## The task
Write the data out again, character for character, with no images.

## Material to process

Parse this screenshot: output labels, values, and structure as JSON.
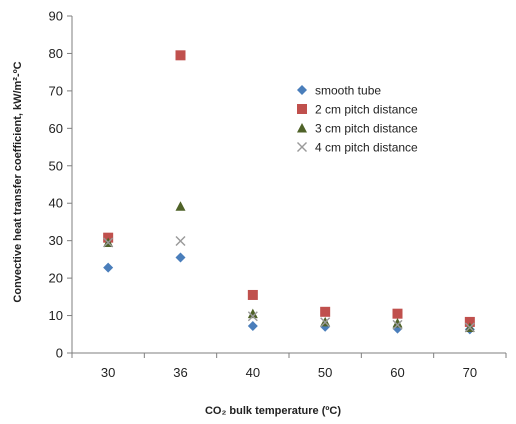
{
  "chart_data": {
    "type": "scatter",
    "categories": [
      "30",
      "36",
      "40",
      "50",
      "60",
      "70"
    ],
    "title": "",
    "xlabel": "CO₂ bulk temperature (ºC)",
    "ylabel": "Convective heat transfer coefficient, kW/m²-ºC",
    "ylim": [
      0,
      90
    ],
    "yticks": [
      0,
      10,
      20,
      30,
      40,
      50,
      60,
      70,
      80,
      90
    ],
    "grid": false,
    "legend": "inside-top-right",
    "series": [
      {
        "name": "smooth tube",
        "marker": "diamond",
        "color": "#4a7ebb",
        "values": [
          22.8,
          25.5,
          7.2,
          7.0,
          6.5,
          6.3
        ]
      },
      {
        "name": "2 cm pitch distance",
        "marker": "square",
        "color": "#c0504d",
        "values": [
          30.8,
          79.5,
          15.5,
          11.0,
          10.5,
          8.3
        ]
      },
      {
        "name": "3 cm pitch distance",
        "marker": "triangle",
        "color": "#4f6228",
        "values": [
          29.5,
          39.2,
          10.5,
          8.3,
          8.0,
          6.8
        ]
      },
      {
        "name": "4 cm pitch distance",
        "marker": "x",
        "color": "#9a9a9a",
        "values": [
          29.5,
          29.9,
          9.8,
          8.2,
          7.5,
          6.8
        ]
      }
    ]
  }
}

## Answer for this exercise
Parse this screenshot: output labels, values, and structure as JSON.
{
  "chart_data": {
    "type": "scatter",
    "categories": [
      "30",
      "36",
      "40",
      "50",
      "60",
      "70"
    ],
    "title": "",
    "xlabel": "CO₂ bulk temperature (ºC)",
    "ylabel": "Convective heat transfer coefficient, kW/m²-ºC",
    "ylim": [
      0,
      90
    ],
    "yticks": [
      0,
      10,
      20,
      30,
      40,
      50,
      60,
      70,
      80,
      90
    ],
    "grid": false,
    "legend": "inside-top-right",
    "series": [
      {
        "name": "smooth tube",
        "marker": "diamond",
        "color": "#4a7ebb",
        "values": [
          22.8,
          25.5,
          7.2,
          7.0,
          6.5,
          6.3
        ]
      },
      {
        "name": "2 cm pitch distance",
        "marker": "square",
        "color": "#c0504d",
        "values": [
          30.8,
          79.5,
          15.5,
          11.0,
          10.5,
          8.3
        ]
      },
      {
        "name": "3 cm pitch distance",
        "marker": "triangle",
        "color": "#4f6228",
        "values": [
          29.5,
          39.2,
          10.5,
          8.3,
          8.0,
          6.8
        ]
      },
      {
        "name": "4 cm pitch distance",
        "marker": "x",
        "color": "#9a9a9a",
        "values": [
          29.5,
          29.9,
          9.8,
          8.2,
          7.5,
          6.8
        ]
      }
    ]
  }
}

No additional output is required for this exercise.